Source data
__________

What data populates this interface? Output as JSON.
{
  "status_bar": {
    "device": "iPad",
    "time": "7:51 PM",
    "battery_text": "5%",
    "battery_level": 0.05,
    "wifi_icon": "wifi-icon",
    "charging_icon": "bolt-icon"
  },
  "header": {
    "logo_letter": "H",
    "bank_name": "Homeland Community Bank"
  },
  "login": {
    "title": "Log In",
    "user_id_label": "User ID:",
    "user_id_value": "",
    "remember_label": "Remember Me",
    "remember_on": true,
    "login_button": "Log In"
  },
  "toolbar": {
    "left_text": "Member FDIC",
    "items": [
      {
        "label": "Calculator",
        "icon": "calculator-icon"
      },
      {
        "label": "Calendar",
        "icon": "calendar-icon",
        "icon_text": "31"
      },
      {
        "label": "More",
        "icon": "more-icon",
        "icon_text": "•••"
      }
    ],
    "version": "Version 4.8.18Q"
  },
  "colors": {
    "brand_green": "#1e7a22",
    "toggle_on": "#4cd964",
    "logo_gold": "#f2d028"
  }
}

__________

*Exercise description*
Go through the data and return every record exactly.

*Answer to this problem*
What data populates this interface? Output as JSON.
{
  "status_bar": {
    "device": "iPad",
    "time": "7:51 PM",
    "battery_text": "5%",
    "battery_level": 0.05,
    "wifi_icon": "wifi-icon",
    "charging_icon": "bolt-icon"
  },
  "header": {
    "logo_letter": "H",
    "bank_name": "Homeland Community Bank"
  },
  "login": {
    "title": "Log In",
    "user_id_label": "User ID:",
    "user_id_value": "",
    "remember_label": "Remember Me",
    "remember_on": true,
    "login_button": "Log In"
  },
  "toolbar": {
    "left_text": "Member FDIC",
    "items": [
      {
        "label": "Calculator",
        "icon": "calculator-icon"
      },
      {
        "label": "Calendar",
        "icon": "calendar-icon",
        "icon_text": "31"
      },
      {
        "label": "More",
        "icon": "more-icon",
        "icon_text": "•••"
      }
    ],
    "version": "Version 4.8.18Q"
  },
  "colors": {
    "brand_green": "#1e7a22",
    "toggle_on": "#4cd964",
    "logo_gold": "#f2d028"
  }
}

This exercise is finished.